RECORDS PROVIDED:
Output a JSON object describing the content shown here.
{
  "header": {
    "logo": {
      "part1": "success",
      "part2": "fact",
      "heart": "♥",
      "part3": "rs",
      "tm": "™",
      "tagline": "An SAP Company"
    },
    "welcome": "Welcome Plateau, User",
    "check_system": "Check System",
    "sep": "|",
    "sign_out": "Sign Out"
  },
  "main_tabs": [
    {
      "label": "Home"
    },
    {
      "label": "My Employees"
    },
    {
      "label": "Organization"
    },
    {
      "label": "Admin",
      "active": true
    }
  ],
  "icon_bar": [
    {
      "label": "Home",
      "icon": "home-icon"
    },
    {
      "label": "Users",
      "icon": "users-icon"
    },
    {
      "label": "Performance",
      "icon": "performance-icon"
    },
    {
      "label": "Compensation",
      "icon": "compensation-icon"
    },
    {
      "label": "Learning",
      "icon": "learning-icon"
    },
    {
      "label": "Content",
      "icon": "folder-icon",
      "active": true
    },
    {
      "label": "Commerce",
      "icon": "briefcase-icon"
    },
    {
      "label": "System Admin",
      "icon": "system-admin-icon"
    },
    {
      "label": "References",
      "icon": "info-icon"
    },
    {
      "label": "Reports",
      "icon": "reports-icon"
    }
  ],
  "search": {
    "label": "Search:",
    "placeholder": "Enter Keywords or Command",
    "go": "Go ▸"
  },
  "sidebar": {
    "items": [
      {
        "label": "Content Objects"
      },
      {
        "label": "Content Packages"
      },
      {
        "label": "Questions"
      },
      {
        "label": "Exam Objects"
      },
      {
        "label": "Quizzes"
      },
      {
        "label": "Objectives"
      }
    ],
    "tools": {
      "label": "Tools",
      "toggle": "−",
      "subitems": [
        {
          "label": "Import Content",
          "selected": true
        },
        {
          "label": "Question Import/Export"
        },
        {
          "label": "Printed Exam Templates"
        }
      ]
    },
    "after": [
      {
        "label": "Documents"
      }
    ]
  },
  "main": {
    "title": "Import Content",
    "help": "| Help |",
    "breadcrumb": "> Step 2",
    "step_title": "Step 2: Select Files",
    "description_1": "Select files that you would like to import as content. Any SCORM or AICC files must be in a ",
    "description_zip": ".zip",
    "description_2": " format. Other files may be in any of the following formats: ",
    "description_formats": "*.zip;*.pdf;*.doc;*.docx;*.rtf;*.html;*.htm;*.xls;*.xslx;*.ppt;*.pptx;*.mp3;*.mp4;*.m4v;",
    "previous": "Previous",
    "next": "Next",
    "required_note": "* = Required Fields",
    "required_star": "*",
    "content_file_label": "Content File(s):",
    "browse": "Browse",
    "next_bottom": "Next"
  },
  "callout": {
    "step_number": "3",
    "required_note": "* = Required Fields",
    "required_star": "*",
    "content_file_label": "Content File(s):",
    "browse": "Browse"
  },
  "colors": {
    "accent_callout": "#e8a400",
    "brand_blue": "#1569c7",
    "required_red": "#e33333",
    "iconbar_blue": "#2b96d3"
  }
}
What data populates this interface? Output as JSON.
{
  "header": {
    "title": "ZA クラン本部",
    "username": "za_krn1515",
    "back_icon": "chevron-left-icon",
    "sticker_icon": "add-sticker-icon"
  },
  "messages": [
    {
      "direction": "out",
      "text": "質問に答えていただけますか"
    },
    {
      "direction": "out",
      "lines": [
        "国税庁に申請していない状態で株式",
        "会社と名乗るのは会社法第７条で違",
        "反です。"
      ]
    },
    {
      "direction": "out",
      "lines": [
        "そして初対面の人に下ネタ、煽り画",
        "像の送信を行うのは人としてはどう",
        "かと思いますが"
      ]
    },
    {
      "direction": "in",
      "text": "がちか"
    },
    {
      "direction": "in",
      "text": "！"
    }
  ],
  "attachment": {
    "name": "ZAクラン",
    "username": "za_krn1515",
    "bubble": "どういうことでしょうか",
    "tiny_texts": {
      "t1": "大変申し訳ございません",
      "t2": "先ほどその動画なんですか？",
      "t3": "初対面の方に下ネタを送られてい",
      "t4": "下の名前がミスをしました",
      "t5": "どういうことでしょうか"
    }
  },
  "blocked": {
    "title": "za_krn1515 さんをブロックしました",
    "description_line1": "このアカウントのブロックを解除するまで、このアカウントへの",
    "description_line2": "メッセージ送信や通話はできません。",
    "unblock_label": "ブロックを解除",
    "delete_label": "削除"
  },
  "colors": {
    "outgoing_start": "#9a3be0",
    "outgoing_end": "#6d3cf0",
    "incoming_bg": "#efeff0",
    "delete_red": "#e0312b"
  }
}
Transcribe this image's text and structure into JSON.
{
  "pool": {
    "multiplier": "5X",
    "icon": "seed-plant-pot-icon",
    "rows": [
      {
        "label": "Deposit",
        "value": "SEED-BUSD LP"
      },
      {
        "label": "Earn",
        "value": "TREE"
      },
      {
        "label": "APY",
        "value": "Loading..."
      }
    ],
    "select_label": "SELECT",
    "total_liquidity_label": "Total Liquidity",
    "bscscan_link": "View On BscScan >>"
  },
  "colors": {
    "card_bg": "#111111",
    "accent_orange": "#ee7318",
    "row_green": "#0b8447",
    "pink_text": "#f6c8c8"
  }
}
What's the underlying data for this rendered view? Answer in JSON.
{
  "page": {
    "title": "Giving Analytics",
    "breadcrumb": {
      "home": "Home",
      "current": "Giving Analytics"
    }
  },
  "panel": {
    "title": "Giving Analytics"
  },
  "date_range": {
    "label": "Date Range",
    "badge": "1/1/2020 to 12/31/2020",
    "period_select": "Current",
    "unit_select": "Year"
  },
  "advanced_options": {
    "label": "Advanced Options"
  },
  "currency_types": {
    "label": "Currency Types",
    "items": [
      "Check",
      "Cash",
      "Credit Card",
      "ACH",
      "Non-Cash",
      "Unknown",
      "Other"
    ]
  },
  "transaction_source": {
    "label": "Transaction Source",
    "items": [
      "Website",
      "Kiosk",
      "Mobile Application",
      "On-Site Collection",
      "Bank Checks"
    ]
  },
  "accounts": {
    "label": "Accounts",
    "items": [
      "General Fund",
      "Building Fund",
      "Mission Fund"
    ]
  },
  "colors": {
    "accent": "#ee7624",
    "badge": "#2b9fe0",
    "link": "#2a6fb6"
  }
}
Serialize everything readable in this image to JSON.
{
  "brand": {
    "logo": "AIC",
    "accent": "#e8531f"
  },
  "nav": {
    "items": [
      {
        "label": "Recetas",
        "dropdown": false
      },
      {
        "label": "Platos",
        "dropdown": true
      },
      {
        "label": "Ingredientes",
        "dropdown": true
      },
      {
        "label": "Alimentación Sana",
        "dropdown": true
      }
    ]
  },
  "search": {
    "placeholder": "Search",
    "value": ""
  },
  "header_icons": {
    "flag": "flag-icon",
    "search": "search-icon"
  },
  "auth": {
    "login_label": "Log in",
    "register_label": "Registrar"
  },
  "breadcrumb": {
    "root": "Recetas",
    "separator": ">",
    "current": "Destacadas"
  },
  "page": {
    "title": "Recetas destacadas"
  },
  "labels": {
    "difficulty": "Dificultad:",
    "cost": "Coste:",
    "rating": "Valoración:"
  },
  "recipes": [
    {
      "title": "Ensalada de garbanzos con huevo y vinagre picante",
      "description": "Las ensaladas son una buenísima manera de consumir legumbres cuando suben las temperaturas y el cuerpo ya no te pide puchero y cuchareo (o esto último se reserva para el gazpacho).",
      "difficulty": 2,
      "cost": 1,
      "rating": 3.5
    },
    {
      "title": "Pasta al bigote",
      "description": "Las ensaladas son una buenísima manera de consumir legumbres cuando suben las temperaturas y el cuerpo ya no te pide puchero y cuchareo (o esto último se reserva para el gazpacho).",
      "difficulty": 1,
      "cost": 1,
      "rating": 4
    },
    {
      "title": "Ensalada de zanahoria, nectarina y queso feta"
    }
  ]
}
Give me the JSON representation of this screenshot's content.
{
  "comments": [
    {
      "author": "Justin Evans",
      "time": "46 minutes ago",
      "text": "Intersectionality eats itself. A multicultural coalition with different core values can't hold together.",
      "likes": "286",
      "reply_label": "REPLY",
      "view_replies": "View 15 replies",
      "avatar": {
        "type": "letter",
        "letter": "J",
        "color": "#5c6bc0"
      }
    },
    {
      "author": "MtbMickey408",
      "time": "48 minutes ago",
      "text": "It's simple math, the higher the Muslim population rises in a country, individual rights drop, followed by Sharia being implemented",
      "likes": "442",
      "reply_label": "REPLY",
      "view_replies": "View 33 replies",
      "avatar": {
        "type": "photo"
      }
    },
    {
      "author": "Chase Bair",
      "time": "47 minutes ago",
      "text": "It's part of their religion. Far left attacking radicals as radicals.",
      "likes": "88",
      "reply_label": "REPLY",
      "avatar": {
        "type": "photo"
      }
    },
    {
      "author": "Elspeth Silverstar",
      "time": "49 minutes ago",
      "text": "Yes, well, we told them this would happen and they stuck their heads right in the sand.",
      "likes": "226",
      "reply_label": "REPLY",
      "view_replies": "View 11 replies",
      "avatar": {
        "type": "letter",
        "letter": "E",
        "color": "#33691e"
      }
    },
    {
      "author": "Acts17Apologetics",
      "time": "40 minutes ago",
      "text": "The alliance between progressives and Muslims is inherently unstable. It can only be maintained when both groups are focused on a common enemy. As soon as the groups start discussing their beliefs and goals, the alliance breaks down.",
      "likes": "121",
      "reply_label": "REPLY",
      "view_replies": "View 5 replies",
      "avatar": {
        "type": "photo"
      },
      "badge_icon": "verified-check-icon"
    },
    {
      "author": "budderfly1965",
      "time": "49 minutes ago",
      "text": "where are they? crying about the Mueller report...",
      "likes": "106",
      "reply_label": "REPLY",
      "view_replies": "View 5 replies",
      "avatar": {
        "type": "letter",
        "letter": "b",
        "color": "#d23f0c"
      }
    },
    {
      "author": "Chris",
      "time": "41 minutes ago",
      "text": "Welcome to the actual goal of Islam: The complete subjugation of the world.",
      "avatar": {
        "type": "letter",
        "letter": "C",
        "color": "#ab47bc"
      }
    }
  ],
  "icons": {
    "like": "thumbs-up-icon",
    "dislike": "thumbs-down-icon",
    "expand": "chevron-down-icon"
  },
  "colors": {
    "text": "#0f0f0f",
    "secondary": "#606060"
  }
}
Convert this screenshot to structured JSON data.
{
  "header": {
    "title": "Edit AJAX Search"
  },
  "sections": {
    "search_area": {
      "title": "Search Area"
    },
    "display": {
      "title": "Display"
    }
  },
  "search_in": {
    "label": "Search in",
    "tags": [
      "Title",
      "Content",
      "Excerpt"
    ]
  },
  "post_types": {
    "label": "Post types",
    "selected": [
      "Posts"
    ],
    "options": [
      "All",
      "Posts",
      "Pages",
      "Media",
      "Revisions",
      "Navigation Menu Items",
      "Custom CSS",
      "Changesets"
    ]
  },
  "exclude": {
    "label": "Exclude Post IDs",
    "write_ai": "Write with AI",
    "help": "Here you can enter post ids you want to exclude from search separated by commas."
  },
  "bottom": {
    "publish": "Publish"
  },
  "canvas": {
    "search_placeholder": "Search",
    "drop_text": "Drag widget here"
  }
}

WRITTEN EXERCISE: From the listing above, copy every line that holds the string "author".

REPLY TO THE TASK:
      "author": "Justin Evans",
      "author": "MtbMickey408",
      "author": "Chase Bair",
      "author": "Elspeth Silverstar",
      "author": "Acts17Apologetics",
      "author": "budderfly1965",
      "author": "Chris",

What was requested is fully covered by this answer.